_AIM OF THE TASK_.
Your task is to give the data again, exactly, with every line intact.

_DATA EXCERPTS_.
— BEGIN —

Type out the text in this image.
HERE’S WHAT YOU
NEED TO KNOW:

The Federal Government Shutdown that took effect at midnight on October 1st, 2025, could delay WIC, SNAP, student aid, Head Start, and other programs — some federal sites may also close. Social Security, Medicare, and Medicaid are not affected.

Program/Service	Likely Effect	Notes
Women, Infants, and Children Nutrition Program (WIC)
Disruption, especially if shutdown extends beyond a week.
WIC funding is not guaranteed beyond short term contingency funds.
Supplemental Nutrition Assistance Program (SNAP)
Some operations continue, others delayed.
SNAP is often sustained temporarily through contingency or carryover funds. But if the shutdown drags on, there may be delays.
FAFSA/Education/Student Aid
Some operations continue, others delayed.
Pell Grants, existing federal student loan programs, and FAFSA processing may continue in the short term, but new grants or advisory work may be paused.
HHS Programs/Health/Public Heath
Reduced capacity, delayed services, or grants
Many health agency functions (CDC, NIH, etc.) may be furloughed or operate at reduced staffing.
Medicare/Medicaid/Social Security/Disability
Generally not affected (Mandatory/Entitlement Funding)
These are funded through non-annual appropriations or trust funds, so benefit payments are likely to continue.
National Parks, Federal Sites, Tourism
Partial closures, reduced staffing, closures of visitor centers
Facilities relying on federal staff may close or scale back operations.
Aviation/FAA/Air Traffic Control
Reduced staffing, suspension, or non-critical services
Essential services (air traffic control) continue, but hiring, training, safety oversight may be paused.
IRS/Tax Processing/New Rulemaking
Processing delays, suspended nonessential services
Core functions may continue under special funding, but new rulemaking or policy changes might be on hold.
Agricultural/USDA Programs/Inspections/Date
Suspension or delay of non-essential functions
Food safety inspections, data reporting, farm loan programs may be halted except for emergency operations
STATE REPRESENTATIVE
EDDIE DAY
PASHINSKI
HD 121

— END —

_THE SOLUTION_.
Type out the text in this image.
HERE’S WHAT YOU
NEED TO KNOW:

The Federal Government Shutdown that took effect at midnight on October 1st, 2025, could delay WIC, SNAP, student aid, Head Start, and other programs — some federal sites may also close. Social Security, Medicare, and Medicaid are not affected.

Program/Service	Likely Effect	Notes
Women, Infants, and Children Nutrition Program (WIC)
Disruption, especially if shutdown extends beyond a week.
WIC funding is not guaranteed beyond short term contingency funds.
Supplemental Nutrition Assistance Program (SNAP)
Some operations continue, others delayed.
SNAP is often sustained temporarily through contingency or carryover funds. But if the shutdown drags on, there may be delays.
FAFSA/Education/Student Aid
Some operations continue, others delayed.
Pell Grants, existing federal student loan programs, and FAFSA processing may continue in the short term, but new grants or advisory work may be paused.
HHS Programs/Health/Public Heath
Reduced capacity, delayed services, or grants
Many health agency functions (CDC, NIH, etc.) may be furloughed or operate at reduced staffing.
Medicare/Medicaid/Social Security/Disability
Generally not affected (Mandatory/Entitlement Funding)
These are funded through non-annual appropriations or trust funds, so benefit payments are likely to continue.
National Parks, Federal Sites, Tourism
Partial closures, reduced staffing, closures of visitor centers
Facilities relying on federal staff may close or scale back operations.
Aviation/FAA/Air Traffic Control
Reduced staffing, suspension, or non-critical services
Essential services (air traffic control) continue, but hiring, training, safety oversight may be paused.
IRS/Tax Processing/New Rulemaking
Processing delays, suspended nonessential services
Core functions may continue under special funding, but new rulemaking or policy changes might be on hold.
Agricultural/USDA Programs/Inspections/Date
Suspension or delay of non-essential functions
Food safety inspections, data reporting, farm loan programs may be halted except for emergency operations
STATE REPRESENTATIVE
EDDIE DAY
PASHINSKI
HD 121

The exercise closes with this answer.